### [MATERIALS PROVIDED]
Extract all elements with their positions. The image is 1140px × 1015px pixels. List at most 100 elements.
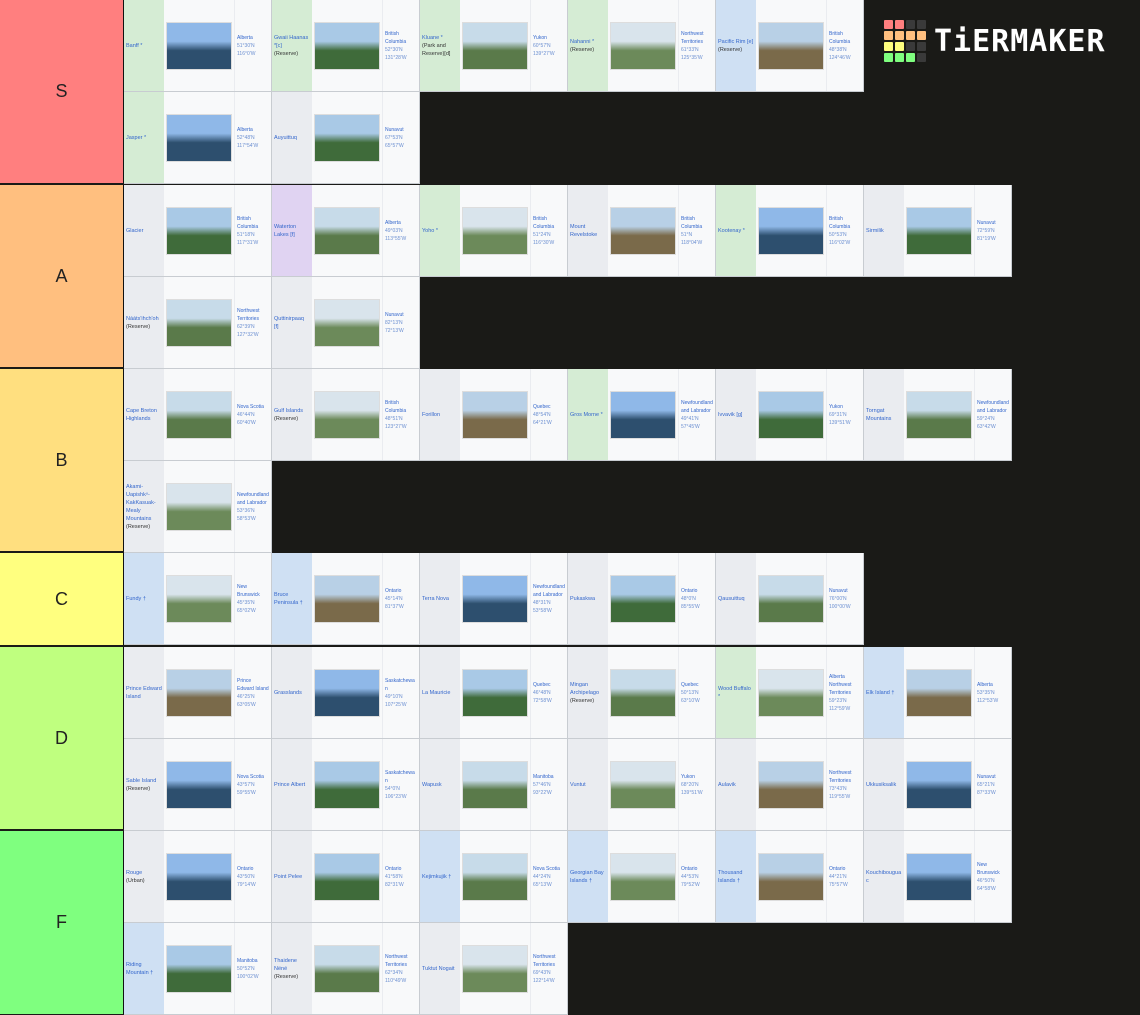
park-name-cell: Wood Buffalo * [716,647,756,738]
logo-square [917,31,926,40]
tier-label[interactable]: A [0,185,124,367]
tier-item-card[interactable]: Bruce Peninsula † Ontario 45°14′N 81°37′W [272,553,420,645]
park-name-cell: Prince Edward Island [124,647,164,738]
park-photo [460,739,530,830]
park-photo [312,739,382,830]
tier-item-card[interactable]: Wapusk Manitoba 57°46′N 93°22′W [420,739,568,831]
park-name-cell: Auyuittuq [272,92,312,183]
park-photo [460,185,530,276]
coordinates: 76°00′N 100°00′W [829,595,851,610]
tier-row-b: B Cape Breton Highlands Nova Scotia 46°44′N… [0,369,1140,553]
tier-item-card[interactable]: Cape Breton Highlands Nova Scotia 46°44′N … [124,369,272,461]
tier-item-card[interactable]: Sable Island (Reserve) Nova Scotia 43°57′N … [124,739,272,831]
park-name-cell: Vuntut [568,739,608,830]
tier-item-card[interactable]: Torngat Mountains Newfoundland and Labrad… [864,369,1012,461]
tier-item-card[interactable]: Quttinirpaaq [f] Nunavut 82°13′N 72°13′W [272,277,420,369]
park-name: Thaidene Nëné [274,957,297,972]
tier-item-card[interactable]: Kejimkujik † Nova Scotia 44°24′N 65°13′W [420,831,568,923]
tier-item-card[interactable]: Rouge (Urban) Ontario 43°50′N 79°14′W [124,831,272,923]
tier-item-card[interactable]: Mount Revelstoke British Columbia 51°N 118… [568,185,716,277]
tier-item-card[interactable]: Kluane * (Park and Reserve)[d] Yukon 60°57′… [420,0,568,92]
tier-item-card[interactable]: Yoho * British Columbia 51°24′N 116°30′W [420,185,568,277]
park-name: Riding Mountain † [126,961,154,976]
tier-item-card[interactable]: Wood Buffalo * Alberta Northwest Territor… [716,647,864,739]
coordinates: 48°31′N 53°58′W [533,599,552,614]
tier-item-card[interactable]: Prince Edward Island Prince Edward Island… [124,647,272,739]
tier-item-card[interactable]: Nahanni * (Reserve) Northwest Territories 6… [568,0,716,92]
tier-item-card[interactable]: Thousand Islands † Ontario 44°21′N 75°57′W [716,831,864,923]
tier-items: Cape Breton Highlands Nova Scotia 46°44′N … [124,369,1014,553]
location-cell: Alberta 53°35′N 112°53′W [974,647,1011,738]
coordinates: 62°34′N 110°49′W [385,969,407,984]
tier-item-card[interactable]: Mingan Archipelago (Reserve) Quebec 50°13′N… [568,647,716,739]
tier-item-card[interactable]: Glacier British Columbia 51°18′N 117°31′W [124,185,272,277]
coordinates: 43°57′N 59°55′W [237,781,256,796]
tier-item-card[interactable]: Pacific Rim [e] (Reserve) British Columbia… [716,0,864,92]
tier-item-card[interactable]: Thaidene Nëné (Reserve) Northwest Territor… [272,923,420,1015]
park-photo [608,647,678,738]
tier-item-card[interactable]: Fundy † New Brunswick 45°35′N 65°02′W [124,553,272,645]
tier-item-card[interactable]: Ivvavik [g] Yukon 69°31′N 139°51′W [716,369,864,461]
tier-item-card[interactable]: Grasslands Saskatchewan 49°10′N 107°25′W [272,647,420,739]
park-photo [164,739,234,830]
logo-square [906,53,915,62]
park-name: Kootenay * [718,227,745,234]
tier-item-card[interactable]: Nááts'ihch'oh (Reserve) Northwest Territor… [124,277,272,369]
coordinates: 48°51′N 123°27′W [385,415,407,430]
tier-label[interactable]: C [0,553,124,645]
tier-label[interactable]: S [0,0,124,183]
park-name: Mingan Archipelago [570,681,600,696]
tier-item-card[interactable]: Georgian Bay Islands † Ontario 44°53′N 79°… [568,831,716,923]
park-name-cell: Jasper * [124,92,164,183]
province: Ontario [385,587,402,594]
tier-item-card[interactable]: Point Pelee Ontario 41°58′N 82°31′W [272,831,420,923]
province: Nova Scotia [237,403,264,410]
park-designation: (Reserve) [126,785,151,792]
tier-item-card[interactable]: La Mauricie Quebec 46°48′N 72°58′W [420,647,568,739]
tier-item-card[interactable]: Gwaii Haanas *[c] (Reserve) British Columb… [272,0,420,92]
park-name: Gwaii Haanas *[c] [274,34,309,49]
tier-item-card[interactable]: Terra Nova Newfoundland and Labrador 48°31… [420,553,568,645]
tier-item-card[interactable]: Ukkusiksalik Nunavut 65°21′N 87°33′W [864,739,1012,831]
park-name: Yoho * [422,227,439,234]
tier-item-card[interactable]: Waterton Lakes [f] Alberta 49°03′N 113°55′… [272,185,420,277]
tier-label[interactable]: B [0,369,124,551]
park-name-cell: Thaidene Nëné (Reserve) [272,923,312,1014]
park-photo [312,185,382,276]
tier-item-card[interactable]: Riding Mountain † Manitoba 50°52′N 100°02′… [124,923,272,1015]
tier-item-card[interactable]: Prince Albert Saskatchewan 54°0′N 106°23′W [272,739,420,831]
tier-item-card[interactable]: Jasper * Alberta 52°48′N 117°54′W [124,92,272,184]
park-name-cell: Tuktut Nogait [420,923,460,1014]
park-name: Pacific Rim [e] [718,38,754,45]
tier-item-card[interactable]: Kootenay * British Columbia 50°53′N 116°02… [716,185,864,277]
tier-item-card[interactable]: Forillon Quebec 48°54′N 64°21′W [420,369,568,461]
tier-item-card[interactable]: Gros Morne * Newfoundland and Labrador 49°… [568,369,716,461]
park-name-cell: Pacific Rim [e] (Reserve) [716,0,756,91]
province: Newfoundland and Labrador [681,399,713,414]
tier-item-card[interactable]: Pukaskwa Ontario 48°0′N 85°55′W [568,553,716,645]
park-name-cell: Banff * [124,0,164,91]
tier-item-card[interactable]: Qausuittuq Nunavut 76°00′N 100°00′W [716,553,864,645]
tier-item-card[interactable]: Vuntut Yukon 68°20′N 139°51′W [568,739,716,831]
coordinates: 48°0′N 85°55′W [681,595,700,610]
tier-item-card[interactable]: Auyuittuq Nunavut 67°53′N 65°57′W [272,92,420,184]
park-photo [460,831,530,922]
tier-item-card[interactable]: Kouchibouguac New Brunswick 46°50′N 64°58′… [864,831,1012,923]
park-name: Fundy † [126,595,146,602]
coordinates: 51°24′N 116°30′W [533,231,555,246]
park-photo [460,553,530,644]
tier-item-card[interactable]: Aulavik Northwest Territories 73°43′N 119°… [716,739,864,831]
tier-label[interactable]: D [0,647,124,829]
tier-item-card[interactable]: Banff * Alberta 51°30′N 116°0′W [124,0,272,92]
tier-item-card[interactable]: Elk Island † Alberta 53°35′N 112°53′W [864,647,1012,739]
tier-item-card[interactable]: Tuktut Nogait Northwest Territories 69°43′… [420,923,568,1015]
location-cell: British Columbia 51°N 118°04′W [678,185,715,276]
tier-item-card[interactable]: Sirmilik Nunavut 72°59′N 81°19′W [864,185,1012,277]
tier-label[interactable]: F [0,831,124,1014]
park-name-cell: Mingan Archipelago (Reserve) [568,647,608,738]
tier-item-card[interactable]: Gulf Islands (Reserve) British Columbia 48°… [272,369,420,461]
park-name: Elk Island † [866,689,895,696]
park-name: Glacier [126,227,144,234]
park-name: Point Pelee [274,873,303,880]
tier-item-card[interactable]: Akami-Uapishkᵘ-KakKasuak-Mealy Mountains… [124,461,272,553]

### [WRITTEN EXERCISE]
Render the stretch from the line containing "park-name-cell: Wood Buffalo" through the line containing "tier-item-card[interactable]: Kejimkujik †" as a JSON list of strings, one string per line, leaving out any blank lines.

### [WRITTEN RESPONSE]
[
  "park-name-cell: Wood Buffalo * [716,647,756,738]",
  "logo-square [917,31,926,40]",
  "tier-label[interactable]: A [0,185,124,367]",
  "tier-item-card[interactable]: Bruce Peninsula † Ontario 45°14′N 81°37′W [272,553,420,645]",
  "park-name-cell: Prince Edward Island [124,647,164,738]",
  "park-photo [460,739,530,830]",
  "park-photo [312,739,382,830]",
  "tier-item-card[interactable]: Wapusk Manitoba 57°46′N 93°22′W [420,739,568,831]",
  "park-name-cell: Auyuittuq [272,92,312,183]",
  "park-photo [460,185,530,276]",
  "coordinates: 76°00′N 100°00′W [829,595,851,610]",
  "tier-row-b: B Cape Breton Highlands Nova Scotia 46°44′N… [0,369,1140,553]",
  "tier-item-card[interactable]: Cape Breton Highlands Nova Scotia 46°44′N … [124,369,272,461]",
  "tier-item-card[interactable]: Sable Island (Reserve) Nova Scotia 43°57′N … [124,739,272,831]",
  "park-name-cell: Vuntut [568,739,608,830]",
  "tier-item-card[interactable]: Torngat Mountains Newfoundland and Labrad… [864,369,1012,461]",
  "tier-item-card[interactable]: Quttinirpaaq [f] Nunavut 82°13′N 72°13′W [272,277,420,369]",
  "park-name: Thaidene Nëné [274,957,297,972]",
  "tier-item-card[interactable]: Kejimkujik † Nova Scotia 44°24′N 65°13′W [420,831,568,923]"
]